▸ SET EXERCISE:
Tally the lines of the data that include the word "신규등록" and state the total, nothing else.

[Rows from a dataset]

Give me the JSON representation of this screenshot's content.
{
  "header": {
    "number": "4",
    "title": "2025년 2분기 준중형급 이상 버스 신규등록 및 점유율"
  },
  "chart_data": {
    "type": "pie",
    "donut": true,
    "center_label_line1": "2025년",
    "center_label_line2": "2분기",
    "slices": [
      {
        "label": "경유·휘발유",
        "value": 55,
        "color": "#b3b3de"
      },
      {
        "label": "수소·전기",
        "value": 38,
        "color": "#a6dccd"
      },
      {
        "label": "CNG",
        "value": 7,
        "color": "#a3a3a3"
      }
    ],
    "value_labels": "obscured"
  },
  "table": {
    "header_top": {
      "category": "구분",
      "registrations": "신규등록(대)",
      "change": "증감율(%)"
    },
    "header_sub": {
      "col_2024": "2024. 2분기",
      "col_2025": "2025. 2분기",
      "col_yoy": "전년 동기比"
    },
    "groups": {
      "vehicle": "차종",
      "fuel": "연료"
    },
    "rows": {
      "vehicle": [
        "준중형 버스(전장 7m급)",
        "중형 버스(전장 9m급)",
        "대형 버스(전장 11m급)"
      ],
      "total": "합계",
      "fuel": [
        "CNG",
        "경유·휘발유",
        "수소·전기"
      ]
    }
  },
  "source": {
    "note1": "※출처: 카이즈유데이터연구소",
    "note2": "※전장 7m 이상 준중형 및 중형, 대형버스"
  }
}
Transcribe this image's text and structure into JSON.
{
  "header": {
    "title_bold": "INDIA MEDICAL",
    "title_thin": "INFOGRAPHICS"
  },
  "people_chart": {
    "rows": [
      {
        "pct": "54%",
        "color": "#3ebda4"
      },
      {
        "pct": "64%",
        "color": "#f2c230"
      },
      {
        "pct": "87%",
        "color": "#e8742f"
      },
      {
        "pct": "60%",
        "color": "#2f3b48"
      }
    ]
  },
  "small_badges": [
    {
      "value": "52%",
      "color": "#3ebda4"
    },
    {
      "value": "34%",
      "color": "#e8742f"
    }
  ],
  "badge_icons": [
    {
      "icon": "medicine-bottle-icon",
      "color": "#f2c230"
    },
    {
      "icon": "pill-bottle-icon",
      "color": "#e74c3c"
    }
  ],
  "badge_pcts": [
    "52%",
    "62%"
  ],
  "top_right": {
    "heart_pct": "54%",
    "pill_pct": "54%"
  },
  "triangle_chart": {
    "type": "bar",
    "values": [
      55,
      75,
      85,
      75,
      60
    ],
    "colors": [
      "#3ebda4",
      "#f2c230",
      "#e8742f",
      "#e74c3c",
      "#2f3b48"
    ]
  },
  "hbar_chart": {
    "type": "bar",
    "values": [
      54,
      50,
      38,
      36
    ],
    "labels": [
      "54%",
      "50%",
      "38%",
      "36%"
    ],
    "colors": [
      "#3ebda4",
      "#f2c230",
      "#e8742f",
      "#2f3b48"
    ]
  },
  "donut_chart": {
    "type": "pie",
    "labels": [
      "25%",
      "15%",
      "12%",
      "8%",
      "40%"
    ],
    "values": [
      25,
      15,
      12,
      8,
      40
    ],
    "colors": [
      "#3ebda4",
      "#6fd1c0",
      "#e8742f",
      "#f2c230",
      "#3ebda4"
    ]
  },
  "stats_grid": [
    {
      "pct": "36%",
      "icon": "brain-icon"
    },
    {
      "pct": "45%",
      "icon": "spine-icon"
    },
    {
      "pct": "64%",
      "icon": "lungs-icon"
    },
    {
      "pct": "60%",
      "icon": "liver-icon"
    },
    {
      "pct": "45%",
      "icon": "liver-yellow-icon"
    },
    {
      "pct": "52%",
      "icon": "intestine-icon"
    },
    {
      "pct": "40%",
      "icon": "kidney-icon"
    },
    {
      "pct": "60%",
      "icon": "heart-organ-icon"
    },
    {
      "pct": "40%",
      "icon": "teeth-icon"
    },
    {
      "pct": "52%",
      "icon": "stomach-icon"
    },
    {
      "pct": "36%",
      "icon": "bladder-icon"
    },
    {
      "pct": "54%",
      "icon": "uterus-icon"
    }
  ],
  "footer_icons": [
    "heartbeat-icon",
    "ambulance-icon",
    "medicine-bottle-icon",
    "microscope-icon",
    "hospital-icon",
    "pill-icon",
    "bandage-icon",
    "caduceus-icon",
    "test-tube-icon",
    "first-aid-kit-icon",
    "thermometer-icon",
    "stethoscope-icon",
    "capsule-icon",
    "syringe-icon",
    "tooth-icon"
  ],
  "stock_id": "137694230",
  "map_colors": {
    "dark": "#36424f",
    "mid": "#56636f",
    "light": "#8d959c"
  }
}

▸ TASK SOLUTION:
2